(Collected data)
::::

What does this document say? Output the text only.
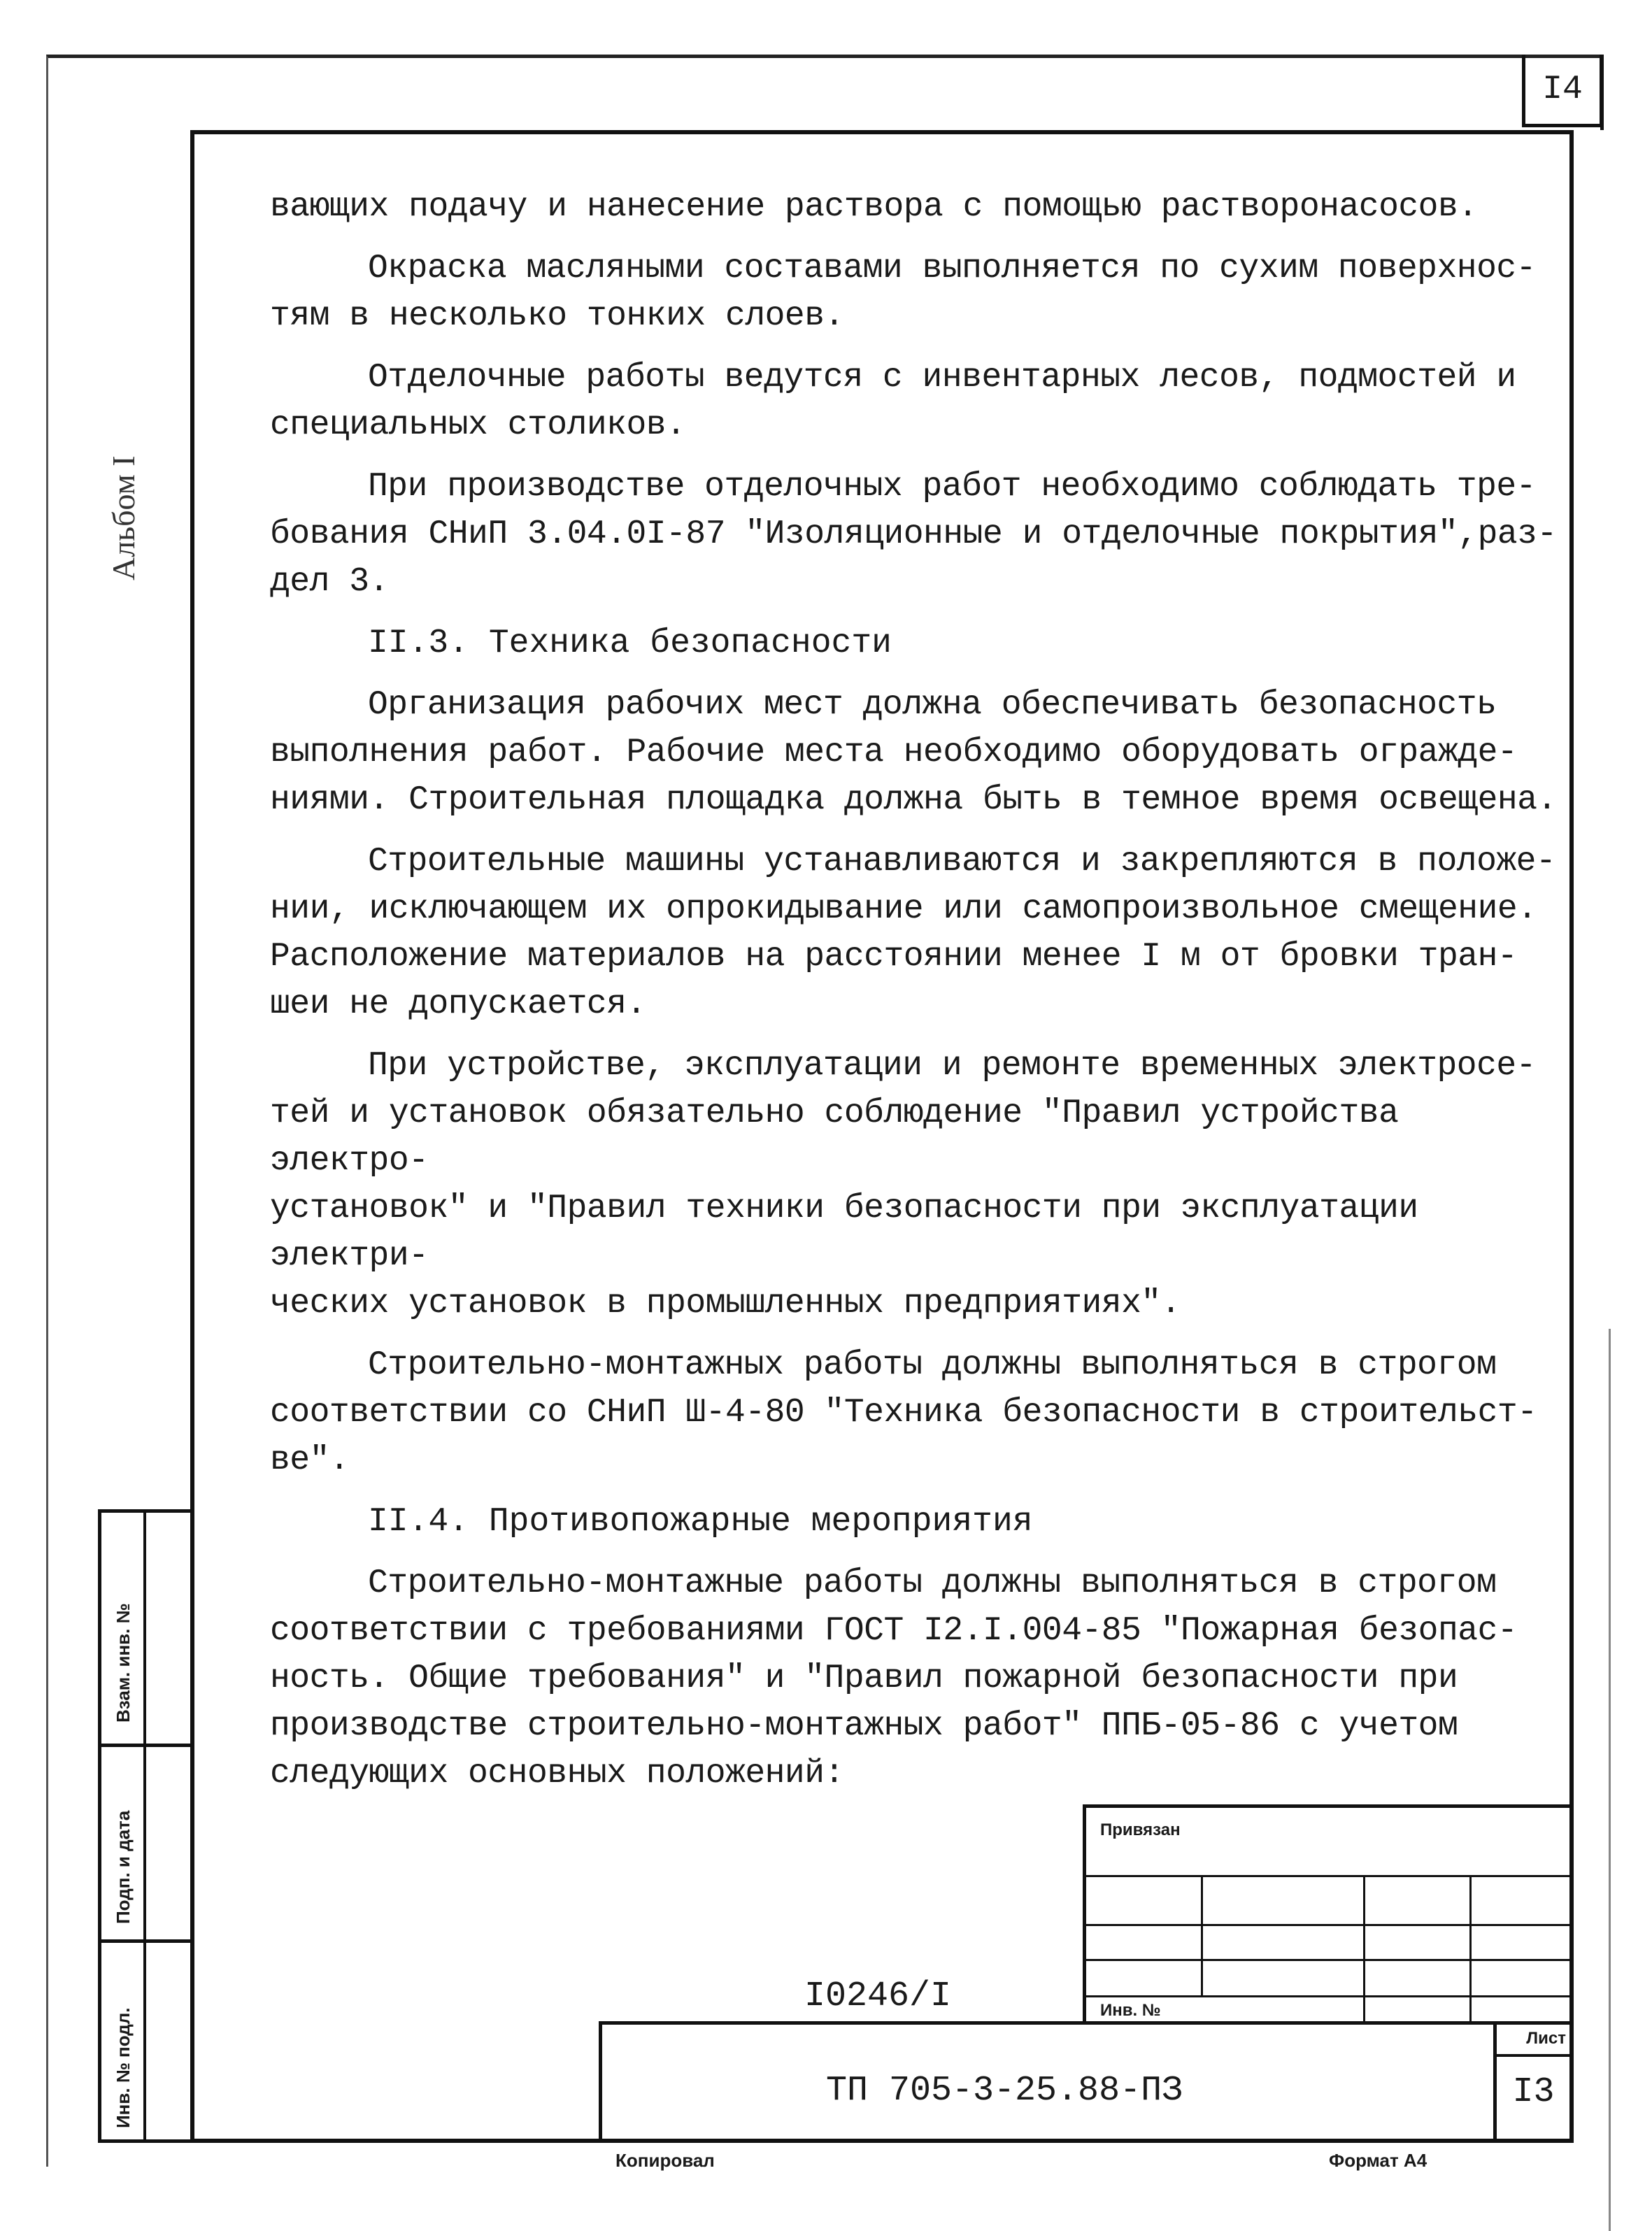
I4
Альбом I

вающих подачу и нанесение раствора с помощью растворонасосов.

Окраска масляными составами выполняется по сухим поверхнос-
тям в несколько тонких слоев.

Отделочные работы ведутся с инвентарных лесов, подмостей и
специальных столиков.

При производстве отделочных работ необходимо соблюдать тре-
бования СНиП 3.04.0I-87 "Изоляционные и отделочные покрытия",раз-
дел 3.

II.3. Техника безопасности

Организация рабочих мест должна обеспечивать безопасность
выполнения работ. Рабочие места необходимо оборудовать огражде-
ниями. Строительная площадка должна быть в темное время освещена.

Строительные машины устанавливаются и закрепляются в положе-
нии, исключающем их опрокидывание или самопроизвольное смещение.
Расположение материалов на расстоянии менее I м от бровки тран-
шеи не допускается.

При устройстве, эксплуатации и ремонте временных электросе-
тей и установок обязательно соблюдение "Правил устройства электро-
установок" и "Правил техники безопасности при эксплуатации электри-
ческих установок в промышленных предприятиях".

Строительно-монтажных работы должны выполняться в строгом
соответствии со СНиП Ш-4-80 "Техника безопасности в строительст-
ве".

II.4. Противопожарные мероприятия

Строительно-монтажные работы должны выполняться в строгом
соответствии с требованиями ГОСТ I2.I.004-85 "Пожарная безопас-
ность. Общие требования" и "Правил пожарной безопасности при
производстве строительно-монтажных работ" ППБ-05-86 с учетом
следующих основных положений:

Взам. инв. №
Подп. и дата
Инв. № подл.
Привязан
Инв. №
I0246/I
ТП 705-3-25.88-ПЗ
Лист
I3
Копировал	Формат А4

::::

## SHORT EXERCISE
Report how many lines of the records above contain the word "производстве", giving only the number.

## WRITTEN ANSWER
2